◆ What is being asked: Return every line of the records below verbatim, with no pictures in the copy.

◆ Data to use:
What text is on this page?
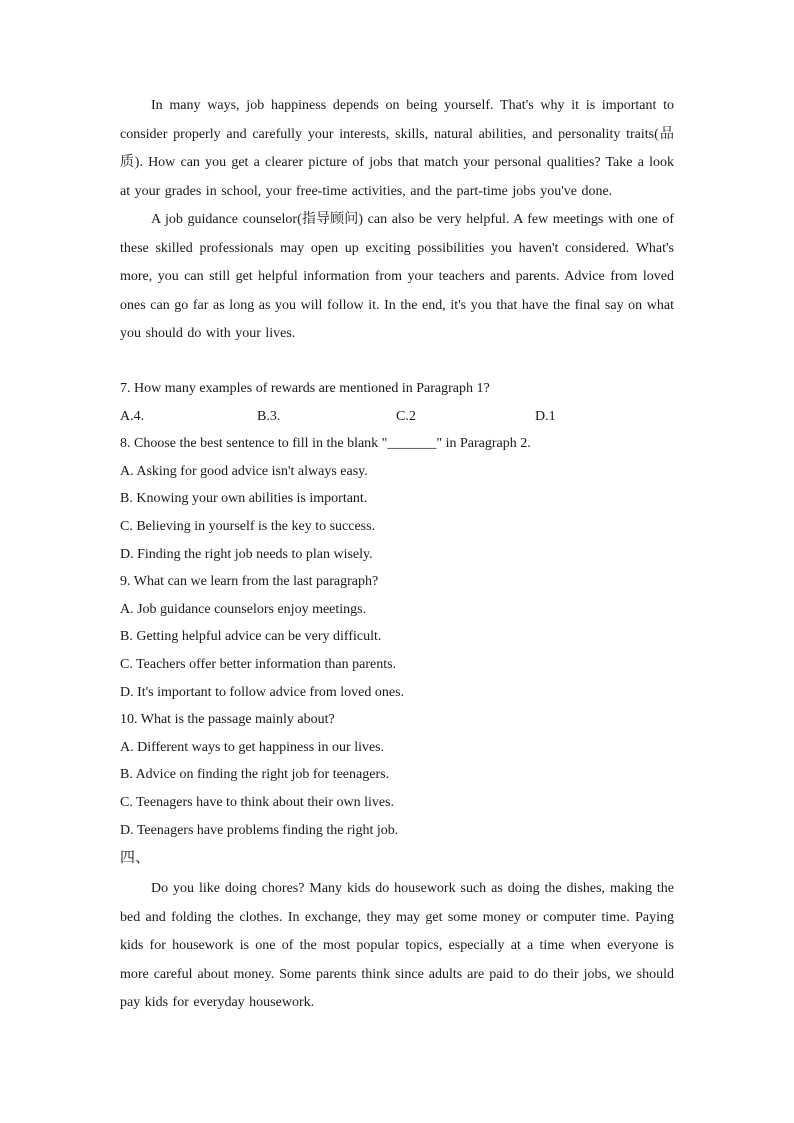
In many ways, job happiness depends on being yourself. That's why it is important to consider properly and carefully your interests, skills, natural abilities, and personality traits(品质). How can you get a clearer picture of jobs that match your personal qualities? Take a look at your grades in school, your free-time activities, and the part-time jobs you've done.

A job guidance counselor(指导顾问) can also be very helpful. A few meetings with one of these skilled professionals may open up exciting possibilities you haven't considered. What's more, you can still get helpful information from your teachers and parents. Advice from loved ones can go far as long as you will follow it. In the end, it's you that have the final say on what you should do with your lives.

7. How many examples of rewards are mentioned in Paragraph 1?
A.4.	B.3.	C.2	D.1
8. Choose the best sentence to fill in the blank "_______" in Paragraph 2.
A. Asking for good advice isn't always easy.
B. Knowing your own abilities is important.
C. Believing in yourself is the key to success.
D. Finding the right job needs to plan wisely.
9. What can we learn from the last paragraph?
A. Job guidance counselors enjoy meetings.
B. Getting helpful advice can be very difficult.
C. Teachers offer better information than parents.
D. It's important to follow advice from loved ones.
10. What is the passage mainly about?
A. Different ways to get happiness in our lives.
B. Advice on finding the right job for teenagers.
C. Teenagers have to think about their own lives.
D. Teenagers have problems finding the right job.
四、

Do you like doing chores? Many kids do housework such as doing the dishes, making the bed and folding the clothes. In exchange, they may get some money or computer time. Paying kids for housework is one of the most popular topics, especially at a time when everyone is more careful about money. Some parents think since adults are paid to do their jobs, we should pay kids for everyday housework.
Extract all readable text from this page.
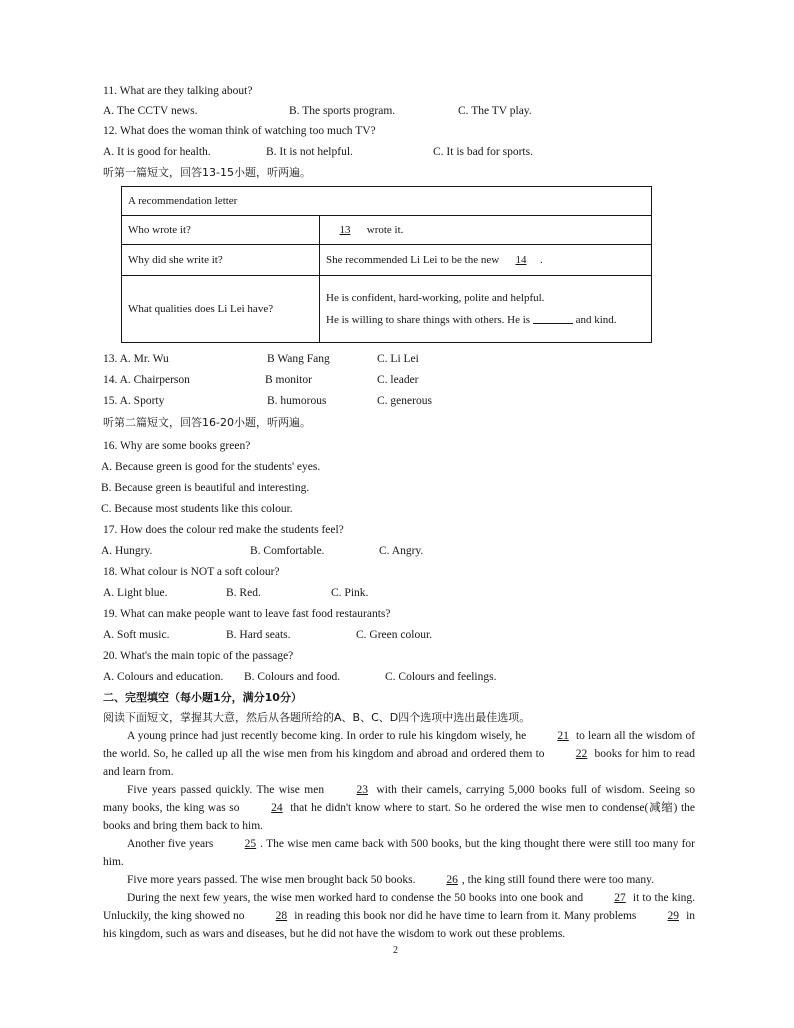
11. What are they talking about?
A. The CCTV news.	B. The sports program.	C. The TV play.
12. What does the woman think of watching too much TV?
A. It is good for health.	B. It is not helpful.	C. It is bad for sports.
听第一篇短文，回答13-15小题，听两遍。
A recommendation letter	
Who wrote it?	13 wrote it.
Why did she write it?	She recommended Li Lei to be the new 14 .
What qualities does Li Lei have?	He is confident, hard-working, polite and helpful.
He is willing to share things with others. He is and kind.
13. A. Mr. Wu	B Wang Fang	C. Li Lei
14. A. Chairperson	B monitor	C. leader
15. A. Sporty	B. humorous	C. generous
听第二篇短文，回答16-20小题，听两遍。
16. Why are some books green?
A. Because green is good for the students' eyes.
B. Because green is beautiful and interesting.
C. Because most students like this colour.
17. How does the colour red make the students feel?
A. Hungry.	B. Comfortable.	C. Angry.
18. What colour is NOT a soft colour?
A. Light blue.	B. Red.	C. Pink.
19. What can make people want to leave fast food restaurants?
A. Soft music.	B. Hard seats.	C. Green colour.
20. What's the main topic of the passage?
A. Colours and education. B. Colours and food.	C. Colours and feelings.
二、完型填空（每小题1分，满分10分）
阅读下面短文，掌握其大意，然后从各题所给的A、B、C、D四个选项中选出最佳选项。

A young prince had just recently become king. In order to rule his kingdom wisely, he	21 to learn all the wisdom of the world. So, he called up all the wise men from his kingdom and abroad and ordered them to	22 books for him to read and learn from.

Five years passed quickly. The wise men	23 with their camels, carrying 5,000 books full of wisdom. Seeing so many books, the king was so	24 that he didn't know where to start. So he ordered the wise men to condense(减缩) the books and bring them back to him.

Another five years	25 . The wise men came back with 500 books, but the king thought there were still too many for him.

Five more years passed. The wise men brought back 50 books.	26 , the king still found there were too many.

During the next few years, the wise men worked hard to condense the 50 books into one book and	27 it to the king. Unluckily, the king showed no	28 in reading this book nor did he have time to learn from it. Many problems	29 in his kingdom, such as wars and diseases, but he did not have the wisdom to work out these problems.

2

◆ Answer for the task:
What text is on this page?
In many ways, job happiness depends on being yourself. That's why it is important to consider properly and carefully your interests, skills, natural abilities, and personality traits(品质). How can you get a clearer picture of jobs that match your personal qualities? Take a look at your grades in school, your free-time activities, and the part-time jobs you've done.

A job guidance counselor(指导顾问) can also be very helpful. A few meetings with one of these skilled professionals may open up exciting possibilities you haven't considered. What's more, you can still get helpful information from your teachers and parents. Advice from loved ones can go far as long as you will follow it. In the end, it's you that have the final say on what you should do with your lives.

7. How many examples of rewards are mentioned in Paragraph 1?
A.4.	B.3.	C.2	D.1
8. Choose the best sentence to fill in the blank "_______" in Paragraph 2.
A. Asking for good advice isn't always easy.
B. Knowing your own abilities is important.
C. Believing in yourself is the key to success.
D. Finding the right job needs to plan wisely.
9. What can we learn from the last paragraph?
A. Job guidance counselors enjoy meetings.
B. Getting helpful advice can be very difficult.
C. Teachers offer better information than parents.
D. It's important to follow advice from loved ones.
10. What is the passage mainly about?
A. Different ways to get happiness in our lives.
B. Advice on finding the right job for teenagers.
C. Teenagers have to think about their own lives.
D. Teenagers have problems finding the right job.
四、

Do you like doing chores? Many kids do housework such as doing the dishes, making the bed and folding the clothes. In exchange, they may get some money or computer time. Paying kids for housework is one of the most popular topics, especially at a time when everyone is more careful about money. Some parents think since adults are paid to do their jobs, we should pay kids for everyday housework.
Extract all readable text from this page.
11. What are they talking about?
A. The CCTV news.	B. The sports program.	C. The TV play.
12. What does the woman think of watching too much TV?
A. It is good for health.	B. It is not helpful.	C. It is bad for sports.
听第一篇短文，回答13-15小题，听两遍。
A recommendation letter	
Who wrote it?	13 wrote it.
Why did she write it?	She recommended Li Lei to be the new 14 .
What qualities does Li Lei have?	He is confident, hard-working, polite and helpful.
He is willing to share things with others. He is and kind.
13. A. Mr. Wu	B Wang Fang	C. Li Lei
14. A. Chairperson	B monitor	C. leader
15. A. Sporty	B. humorous	C. generous
听第二篇短文，回答16-20小题，听两遍。
16. Why are some books green?
A. Because green is good for the students' eyes.
B. Because green is beautiful and interesting.
C. Because most students like this colour.
17. How does the colour red make the students feel?
A. Hungry.	B. Comfortable.	C. Angry.
18. What colour is NOT a soft colour?
A. Light blue.	B. Red.	C. Pink.
19. What can make people want to leave fast food restaurants?
A. Soft music.	B. Hard seats.	C. Green colour.
20. What's the main topic of the passage?
A. Colours and education. B. Colours and food.	C. Colours and feelings.
二、完型填空（每小题1分，满分10分）
阅读下面短文，掌握其大意，然后从各题所给的A、B、C、D四个选项中选出最佳选项。

A young prince had just recently become king. In order to rule his kingdom wisely, he	21 to learn all the wisdom of the world. So, he called up all the wise men from his kingdom and abroad and ordered them to	22 books for him to read and learn from.

Five years passed quickly. The wise men	23 with their camels, carrying 5,000 books full of wisdom. Seeing so many books, the king was so	24 that he didn't know where to start. So he ordered the wise men to condense(减缩) the books and bring them back to him.

Another five years	25 . The wise men came back with 500 books, but the king thought there were still too many for him.

Five more years passed. The wise men brought back 50 books.	26 , the king still found there were too many.

During the next few years, the wise men worked hard to condense the 50 books into one book and	27 it to the king. Unluckily, the king showed no	28 in reading this book nor did he have time to learn from it. Many problems	29 in his kingdom, such as wars and diseases, but he did not have the wisdom to work out these problems.

2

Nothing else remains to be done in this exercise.